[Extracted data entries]
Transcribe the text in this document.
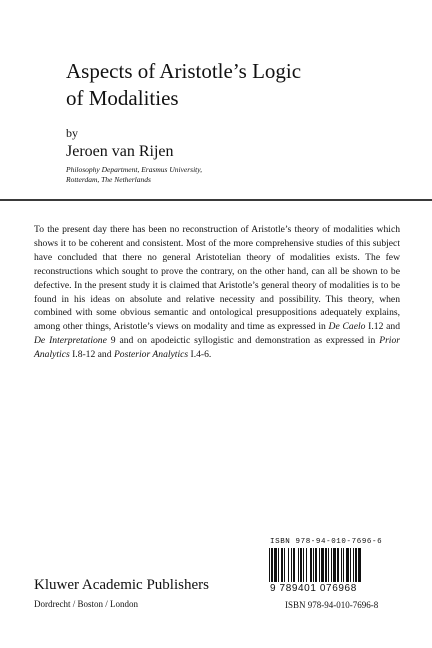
Aspects of Aristotle’s Logic
of Modalities
by
Jeroen van Rijen
Philosophy Department, Erasmus University,
Rotterdam, The Netherlands

To the present day there has been no reconstruction of Aristotle’s theory of modalities which shows it to be coherent and consistent. Most of the more comprehensive studies of this subject have concluded that there no general Aristotelian theory of modalities exists. The few reconstructions which sought to prove the contrary, on the other hand, can all be shown to be defective. In the present study it is claimed that Aristotle’s general theory of modalities is to be found in his ideas on absolute and relative necessity and possibility. This theory, when combined with some obvious semantic and ontological presuppositions adequately explains, among other things, Aristotle’s views on modality and time as expressed in De Caelo I.12 and De Interpretatione 9 and on apodeictic syllogistic and demonstration as expressed in Prior Analytics I.8-12 and Posterior Analytics I.4-6.

ISBN 978-94-010-7696-6
9 789401 076968
Kluwer Academic Publishers
Dordrecht / Boston / London	ISBN 978-94-010-7696-8
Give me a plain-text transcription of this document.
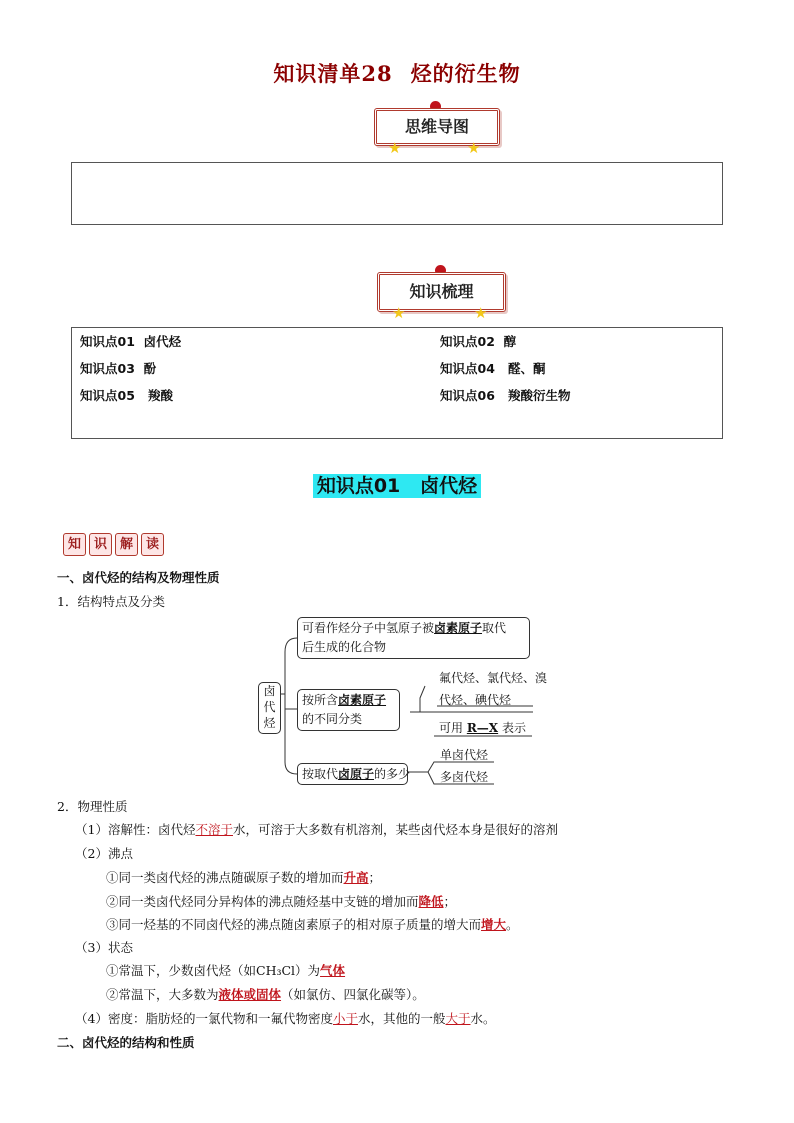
知识清单28 烃的衍生物
思维导图
★	★
知识梳理
★	★
知识点01 卤代烃	知识点02 醇
知识点03 酚	知识点04 醛、酮
知识点05 羧酸	知识点06 羧酸衍生物
知识点01 卤代烃
知 识 解 读
一、卤代烃的结构及物理性质
1．结构特点及分类
卤代烃
可看作烃分子中氢原子被卤素原子取代
后生成的化合物
按所含卤素原子
的不同分类
氟代烃、氯代烃、溴
代烃、碘代烃
可用 R—X 表示
按取代卤原子的多少
单卤代烃
多卤代烃
2．物理性质
（1）溶解性：卤代烃不溶于水，可溶于大多数有机溶剂，某些卤代烃本身是很好的溶剂
（2）沸点
①同一类卤代烃的沸点随碳原子数的增加而升高；
②同一类卤代烃同分异构体的沸点随烃基中支链的增加而降低；
③同一烃基的不同卤代烃的沸点随卤素原子的相对原子质量的增大而增大。
（3）状态
①常温下，少数卤代烃（如CH₃Cl）为气体
②常温下，大多数为液体或固体（如氯仿、四氯化碳等）。
（4）密度：脂肪烃的一氯代物和一氟代物密度小于水，其他的一般大于水。
二、卤代烃的结构和性质
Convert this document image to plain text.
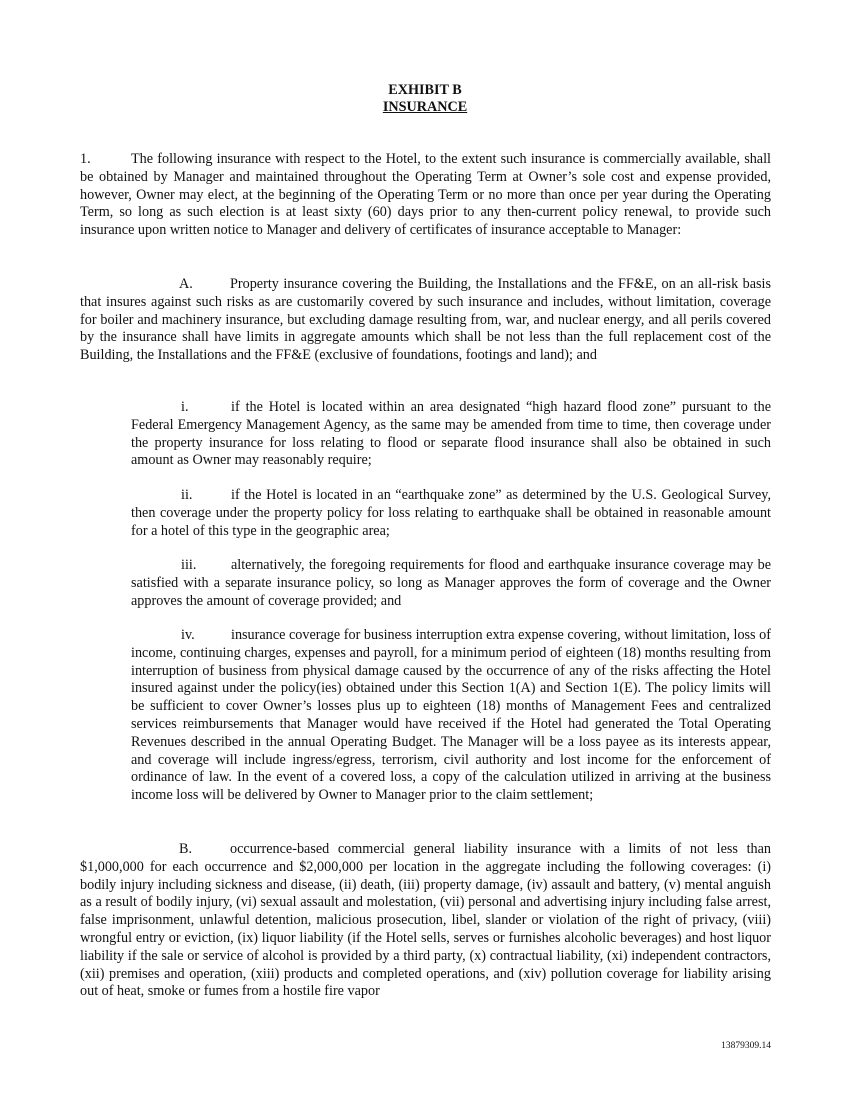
EXHIBIT B
INSURANCE

1.	The following insurance with respect to the Hotel, to the extent such insurance is commercially available, shall be obtained by Manager and maintained throughout the Operating Term at Owner’s sole cost and expense provided, however, Owner may elect, at the beginning of the Operating Term or no more than once per year during the Operating Term, so long as such election is at least sixty (60) days prior to any then-current policy renewal, to provide such insurance upon written notice to Manager and delivery of certificates of insurance acceptable to Manager:

A.	Property insurance covering the Building, the Installations and the FF&E, on an all-risk basis that insures against such risks as are customarily covered by such insurance and includes, without limitation, coverage for boiler and machinery insurance, but excluding damage resulting from, war, and nuclear energy, and all perils covered by the insurance shall have limits in aggregate amounts which shall be not less than the full replacement cost of the Building, the Installations and the FF&E (exclusive of foundations, footings and land); and

i.	if the Hotel is located within an area designated “high hazard flood zone” pursuant to the Federal Emergency Management Agency, as the same may be amended from time to time, then coverage under the property insurance for loss relating to flood or separate flood insurance shall also be obtained in such amount as Owner may reasonably require;

ii.	if the Hotel is located in an “earthquake zone” as determined by the U.S. Geological Survey, then coverage under the property policy for loss relating to earthquake shall be obtained in reasonable amount for a hotel of this type in the geographic area;

iii. alternatively, the foregoing requirements for flood and earthquake insurance coverage may be satisfied with a separate insurance policy, so long as Manager approves the form of coverage and the Owner approves the amount of coverage provided; and

iv.	insurance coverage for business interruption extra expense covering, without limitation, loss of income, continuing charges, expenses and payroll, for a minimum period of eighteen (18) months resulting from interruption of business from physical damage caused by the occurrence of any of the risks affecting the Hotel insured against under the policy(ies) obtained under this Section 1(A) and Section 1(E). The policy limits will be sufficient to cover Owner’s losses plus up to eighteen (18) months of Management Fees and centralized services reimbursements that Manager would have received if the Hotel had generated the Total Operating Revenues described in the annual Operating Budget. The Manager will be a loss payee as its interests appear, and coverage will include ingress/egress, terrorism, civil authority and lost income for the enforcement of ordinance of law. In the event of a covered loss, a copy of the calculation utilized in arriving at the business income loss will be delivered by Owner to Manager prior to the claim settlement;

B.	occurrence-based commercial general liability insurance with a limits of not less than $1,000,000 for each occurrence and $2,000,000 per location in the aggregate including the following coverages: (i) bodily injury including sickness and disease, (ii) death, (iii) property damage, (iv) assault and battery, (v) mental anguish as a result of bodily injury, (vi) sexual assault and molestation, (vii) personal and advertising injury including false arrest, false imprisonment, unlawful detention, malicious prosecution, libel, slander or violation of the right of privacy, (viii) wrongful entry or eviction, (ix) liquor liability (if the Hotel sells, serves or furnishes alcoholic beverages) and host liquor liability if the sale or service of alcohol is provided by a third party, (x) contractual liability, (xi) independent contractors, (xii) premises and operation, (xiii) products and completed operations, and (xiv) pollution coverage for liability arising out of heat, smoke or fumes from a hostile fire vapor

13879309.14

> **Required task**: Pick out every line with the string "ISBN" and copy it.

> **Exercise result**:
ISBN 978-94-010-7696-6
Dordrecht / Boston / London	ISBN 978-94-010-7696-8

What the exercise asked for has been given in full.